What you should do: Rewrite the material from its first line through the line holding "save-button[interactable]: 保存: [285, 151, 361, 177]", inclusive, substituting "clickable" for every "interactable" and leaving everything else unchanged.

* Begin Exercise material *

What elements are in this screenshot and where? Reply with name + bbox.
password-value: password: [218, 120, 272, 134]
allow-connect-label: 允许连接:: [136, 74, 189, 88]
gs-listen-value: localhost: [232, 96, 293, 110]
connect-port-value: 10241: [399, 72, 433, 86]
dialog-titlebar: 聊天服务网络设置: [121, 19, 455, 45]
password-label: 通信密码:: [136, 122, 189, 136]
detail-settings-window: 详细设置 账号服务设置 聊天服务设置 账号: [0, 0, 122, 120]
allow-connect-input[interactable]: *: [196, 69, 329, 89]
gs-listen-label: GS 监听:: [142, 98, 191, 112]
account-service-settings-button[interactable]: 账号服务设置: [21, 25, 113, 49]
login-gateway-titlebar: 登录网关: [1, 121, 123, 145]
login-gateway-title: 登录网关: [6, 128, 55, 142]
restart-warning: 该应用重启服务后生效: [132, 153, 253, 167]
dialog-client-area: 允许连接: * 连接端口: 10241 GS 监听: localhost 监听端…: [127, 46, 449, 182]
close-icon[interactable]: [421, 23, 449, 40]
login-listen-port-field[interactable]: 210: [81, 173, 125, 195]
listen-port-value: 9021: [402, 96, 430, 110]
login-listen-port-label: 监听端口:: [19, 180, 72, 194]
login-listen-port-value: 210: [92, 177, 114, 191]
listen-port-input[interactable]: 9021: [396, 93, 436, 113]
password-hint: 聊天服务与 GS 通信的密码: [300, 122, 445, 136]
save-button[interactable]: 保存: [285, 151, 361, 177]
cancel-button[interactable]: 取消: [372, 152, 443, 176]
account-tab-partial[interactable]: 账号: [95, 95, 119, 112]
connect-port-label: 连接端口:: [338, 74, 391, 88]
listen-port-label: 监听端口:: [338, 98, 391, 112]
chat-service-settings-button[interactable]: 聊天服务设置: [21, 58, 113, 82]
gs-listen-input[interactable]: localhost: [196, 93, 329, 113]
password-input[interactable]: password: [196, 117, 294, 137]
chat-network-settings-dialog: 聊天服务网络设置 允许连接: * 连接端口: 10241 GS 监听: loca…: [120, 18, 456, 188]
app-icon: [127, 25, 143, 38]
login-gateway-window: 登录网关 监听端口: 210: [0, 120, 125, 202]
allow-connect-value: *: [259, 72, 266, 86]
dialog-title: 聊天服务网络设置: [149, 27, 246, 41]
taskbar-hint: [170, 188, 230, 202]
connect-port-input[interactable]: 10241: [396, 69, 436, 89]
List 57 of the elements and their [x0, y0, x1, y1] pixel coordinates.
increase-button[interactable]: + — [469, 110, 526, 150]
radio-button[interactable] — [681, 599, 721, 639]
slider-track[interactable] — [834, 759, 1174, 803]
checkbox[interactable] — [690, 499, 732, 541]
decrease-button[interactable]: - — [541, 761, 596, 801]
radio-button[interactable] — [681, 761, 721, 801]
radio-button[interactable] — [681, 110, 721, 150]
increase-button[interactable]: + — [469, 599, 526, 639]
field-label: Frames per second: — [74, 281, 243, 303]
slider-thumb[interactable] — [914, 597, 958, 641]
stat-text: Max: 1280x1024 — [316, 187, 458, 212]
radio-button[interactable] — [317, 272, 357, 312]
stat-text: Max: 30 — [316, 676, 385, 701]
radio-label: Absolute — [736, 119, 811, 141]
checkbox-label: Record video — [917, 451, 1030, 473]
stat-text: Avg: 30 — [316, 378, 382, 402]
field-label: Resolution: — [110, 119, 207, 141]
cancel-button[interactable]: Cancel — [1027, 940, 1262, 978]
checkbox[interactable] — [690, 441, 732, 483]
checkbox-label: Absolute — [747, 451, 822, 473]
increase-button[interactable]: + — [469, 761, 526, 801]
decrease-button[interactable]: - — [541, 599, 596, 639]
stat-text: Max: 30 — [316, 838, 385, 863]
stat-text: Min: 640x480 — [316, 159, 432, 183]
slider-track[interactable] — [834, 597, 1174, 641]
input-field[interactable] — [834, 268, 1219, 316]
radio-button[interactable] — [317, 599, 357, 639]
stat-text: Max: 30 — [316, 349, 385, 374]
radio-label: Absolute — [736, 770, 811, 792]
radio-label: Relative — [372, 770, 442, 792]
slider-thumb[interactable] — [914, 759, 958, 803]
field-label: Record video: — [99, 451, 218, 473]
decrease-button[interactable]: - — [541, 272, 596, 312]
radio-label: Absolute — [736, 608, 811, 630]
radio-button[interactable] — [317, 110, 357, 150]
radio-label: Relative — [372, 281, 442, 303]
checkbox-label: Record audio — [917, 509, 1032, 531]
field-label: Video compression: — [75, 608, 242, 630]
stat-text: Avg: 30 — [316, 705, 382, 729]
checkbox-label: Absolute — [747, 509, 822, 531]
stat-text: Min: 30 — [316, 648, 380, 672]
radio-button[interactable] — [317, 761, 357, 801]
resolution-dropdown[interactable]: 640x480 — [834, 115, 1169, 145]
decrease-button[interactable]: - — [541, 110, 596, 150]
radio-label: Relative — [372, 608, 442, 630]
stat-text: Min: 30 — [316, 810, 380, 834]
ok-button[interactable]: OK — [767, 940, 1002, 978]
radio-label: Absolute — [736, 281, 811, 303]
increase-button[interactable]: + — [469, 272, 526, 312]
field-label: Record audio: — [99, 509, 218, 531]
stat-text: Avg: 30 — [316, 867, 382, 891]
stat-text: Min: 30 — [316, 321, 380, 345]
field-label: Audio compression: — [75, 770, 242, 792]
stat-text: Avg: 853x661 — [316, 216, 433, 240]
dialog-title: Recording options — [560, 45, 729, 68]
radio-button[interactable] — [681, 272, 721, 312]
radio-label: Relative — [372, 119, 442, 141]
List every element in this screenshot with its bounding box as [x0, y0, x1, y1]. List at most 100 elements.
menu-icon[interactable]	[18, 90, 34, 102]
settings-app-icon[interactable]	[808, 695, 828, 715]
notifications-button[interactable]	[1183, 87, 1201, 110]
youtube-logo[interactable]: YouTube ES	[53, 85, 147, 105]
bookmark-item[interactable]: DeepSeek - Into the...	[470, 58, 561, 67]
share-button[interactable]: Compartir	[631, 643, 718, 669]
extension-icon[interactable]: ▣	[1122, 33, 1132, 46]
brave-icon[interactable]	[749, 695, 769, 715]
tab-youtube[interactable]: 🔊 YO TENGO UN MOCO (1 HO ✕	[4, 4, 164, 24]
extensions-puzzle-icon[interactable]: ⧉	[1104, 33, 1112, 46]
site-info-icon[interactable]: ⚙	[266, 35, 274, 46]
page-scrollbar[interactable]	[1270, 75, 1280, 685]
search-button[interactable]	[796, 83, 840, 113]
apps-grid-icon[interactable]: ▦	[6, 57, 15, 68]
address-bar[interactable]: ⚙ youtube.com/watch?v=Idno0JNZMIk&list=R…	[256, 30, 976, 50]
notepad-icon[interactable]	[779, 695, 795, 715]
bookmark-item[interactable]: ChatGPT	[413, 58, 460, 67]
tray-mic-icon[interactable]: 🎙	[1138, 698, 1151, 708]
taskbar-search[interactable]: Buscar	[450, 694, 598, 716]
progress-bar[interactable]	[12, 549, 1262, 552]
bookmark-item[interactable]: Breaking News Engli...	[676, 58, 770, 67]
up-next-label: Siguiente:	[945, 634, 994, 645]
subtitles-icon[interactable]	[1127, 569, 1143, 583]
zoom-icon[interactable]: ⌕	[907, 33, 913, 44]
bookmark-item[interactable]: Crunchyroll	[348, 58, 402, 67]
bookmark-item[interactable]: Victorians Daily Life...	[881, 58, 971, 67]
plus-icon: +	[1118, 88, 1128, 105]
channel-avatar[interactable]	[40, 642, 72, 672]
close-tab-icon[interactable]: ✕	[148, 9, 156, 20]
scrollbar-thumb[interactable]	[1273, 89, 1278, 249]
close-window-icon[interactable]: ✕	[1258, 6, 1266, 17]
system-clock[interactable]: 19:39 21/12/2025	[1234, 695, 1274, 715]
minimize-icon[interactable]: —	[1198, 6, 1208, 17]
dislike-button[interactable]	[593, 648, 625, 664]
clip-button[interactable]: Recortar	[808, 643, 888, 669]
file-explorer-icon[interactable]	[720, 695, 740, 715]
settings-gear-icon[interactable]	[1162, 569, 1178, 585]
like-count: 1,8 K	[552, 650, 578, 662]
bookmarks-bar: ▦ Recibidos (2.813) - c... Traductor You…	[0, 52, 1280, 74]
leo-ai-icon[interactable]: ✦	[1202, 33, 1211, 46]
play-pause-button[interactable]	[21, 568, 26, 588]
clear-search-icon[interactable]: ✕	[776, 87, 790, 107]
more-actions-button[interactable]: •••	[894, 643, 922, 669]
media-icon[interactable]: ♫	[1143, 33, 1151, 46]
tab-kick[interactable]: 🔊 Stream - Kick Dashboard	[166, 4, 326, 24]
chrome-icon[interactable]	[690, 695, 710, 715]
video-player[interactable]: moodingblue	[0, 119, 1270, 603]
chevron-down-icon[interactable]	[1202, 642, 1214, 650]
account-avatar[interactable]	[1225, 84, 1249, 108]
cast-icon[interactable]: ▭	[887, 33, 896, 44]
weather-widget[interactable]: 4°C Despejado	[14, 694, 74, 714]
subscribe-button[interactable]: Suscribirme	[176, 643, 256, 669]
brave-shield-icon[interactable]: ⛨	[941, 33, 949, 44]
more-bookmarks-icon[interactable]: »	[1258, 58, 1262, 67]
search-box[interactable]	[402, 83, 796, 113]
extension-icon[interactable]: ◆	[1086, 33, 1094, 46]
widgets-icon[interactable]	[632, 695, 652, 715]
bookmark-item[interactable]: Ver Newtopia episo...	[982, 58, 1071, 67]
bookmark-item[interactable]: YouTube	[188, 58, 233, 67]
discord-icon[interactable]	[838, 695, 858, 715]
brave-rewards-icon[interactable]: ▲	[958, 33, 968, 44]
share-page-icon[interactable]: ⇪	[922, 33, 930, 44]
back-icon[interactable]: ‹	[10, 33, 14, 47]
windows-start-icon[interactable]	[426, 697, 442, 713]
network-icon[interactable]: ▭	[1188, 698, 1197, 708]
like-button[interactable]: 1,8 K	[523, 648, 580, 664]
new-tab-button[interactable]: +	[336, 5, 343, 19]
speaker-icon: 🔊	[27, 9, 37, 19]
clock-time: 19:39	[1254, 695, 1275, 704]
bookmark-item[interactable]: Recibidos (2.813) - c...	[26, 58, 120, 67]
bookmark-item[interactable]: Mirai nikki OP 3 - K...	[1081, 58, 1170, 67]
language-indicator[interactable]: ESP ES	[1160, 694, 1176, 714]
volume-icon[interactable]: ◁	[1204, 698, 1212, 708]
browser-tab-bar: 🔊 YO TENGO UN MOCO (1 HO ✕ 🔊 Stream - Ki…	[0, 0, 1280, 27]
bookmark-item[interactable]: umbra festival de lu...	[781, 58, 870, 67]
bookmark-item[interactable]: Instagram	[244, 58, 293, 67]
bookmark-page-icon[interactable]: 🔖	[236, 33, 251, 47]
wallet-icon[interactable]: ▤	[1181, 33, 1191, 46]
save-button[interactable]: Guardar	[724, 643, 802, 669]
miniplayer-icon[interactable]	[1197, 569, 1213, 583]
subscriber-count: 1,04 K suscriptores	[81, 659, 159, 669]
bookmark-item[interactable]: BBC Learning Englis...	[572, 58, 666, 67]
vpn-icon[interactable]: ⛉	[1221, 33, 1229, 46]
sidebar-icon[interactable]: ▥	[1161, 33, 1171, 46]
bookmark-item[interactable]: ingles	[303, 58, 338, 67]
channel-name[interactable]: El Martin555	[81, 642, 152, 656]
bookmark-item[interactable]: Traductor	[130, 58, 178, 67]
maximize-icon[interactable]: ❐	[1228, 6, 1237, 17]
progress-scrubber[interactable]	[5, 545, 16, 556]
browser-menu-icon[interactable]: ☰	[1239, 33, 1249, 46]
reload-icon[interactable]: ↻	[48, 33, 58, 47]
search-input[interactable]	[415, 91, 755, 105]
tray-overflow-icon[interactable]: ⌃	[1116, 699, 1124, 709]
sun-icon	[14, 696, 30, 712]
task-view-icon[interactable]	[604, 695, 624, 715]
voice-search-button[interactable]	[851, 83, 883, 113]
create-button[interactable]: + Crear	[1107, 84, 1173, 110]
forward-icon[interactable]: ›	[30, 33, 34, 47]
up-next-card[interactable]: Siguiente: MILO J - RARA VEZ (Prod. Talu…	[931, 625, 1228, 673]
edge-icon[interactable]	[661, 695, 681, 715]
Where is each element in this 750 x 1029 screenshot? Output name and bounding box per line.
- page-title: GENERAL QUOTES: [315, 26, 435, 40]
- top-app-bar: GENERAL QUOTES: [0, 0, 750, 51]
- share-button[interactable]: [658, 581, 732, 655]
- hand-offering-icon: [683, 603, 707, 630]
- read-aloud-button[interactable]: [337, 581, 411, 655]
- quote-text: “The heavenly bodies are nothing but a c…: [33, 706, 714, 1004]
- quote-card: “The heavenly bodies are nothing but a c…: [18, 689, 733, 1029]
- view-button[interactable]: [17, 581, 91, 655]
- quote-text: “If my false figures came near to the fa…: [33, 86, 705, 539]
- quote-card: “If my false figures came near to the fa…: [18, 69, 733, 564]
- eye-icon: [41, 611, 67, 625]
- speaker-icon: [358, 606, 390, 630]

* End Exercise material *

Response below:
What elements are in this screenshot and where? Reply with name + bbox.
password-value: password: [218, 120, 272, 134]
allow-connect-label: 允许连接:: [136, 74, 189, 88]
gs-listen-value: localhost: [232, 96, 293, 110]
connect-port-value: 10241: [399, 72, 433, 86]
dialog-titlebar: 聊天服务网络设置: [121, 19, 455, 45]
password-label: 通信密码:: [136, 122, 189, 136]
detail-settings-window: 详细设置 账号服务设置 聊天服务设置 账号: [0, 0, 122, 120]
allow-connect-input[clickable]: *: [196, 69, 329, 89]
gs-listen-label: GS 监听:: [142, 98, 191, 112]
account-service-settings-button[clickable]: 账号服务设置: [21, 25, 113, 49]
login-gateway-titlebar: 登录网关: [1, 121, 123, 145]
login-gateway-title: 登录网关: [6, 128, 55, 142]
restart-warning: 该应用重启服务后生效: [132, 153, 253, 167]
dialog-client-area: 允许连接: * 连接端口: 10241 GS 监听: localhost 监听端…: [127, 46, 449, 182]
close-icon[clickable]: [421, 23, 449, 40]
login-listen-port-field[clickable]: 210: [81, 173, 125, 195]
listen-port-value: 9021: [402, 96, 430, 110]
login-listen-port-label: 监听端口:: [19, 180, 72, 194]
login-listen-port-value: 210: [92, 177, 114, 191]
listen-port-input[clickable]: 9021: [396, 93, 436, 113]
password-hint: 聊天服务与 GS 通信的密码: [300, 122, 445, 136]
save-button[clickable]: 保存: [285, 151, 361, 177]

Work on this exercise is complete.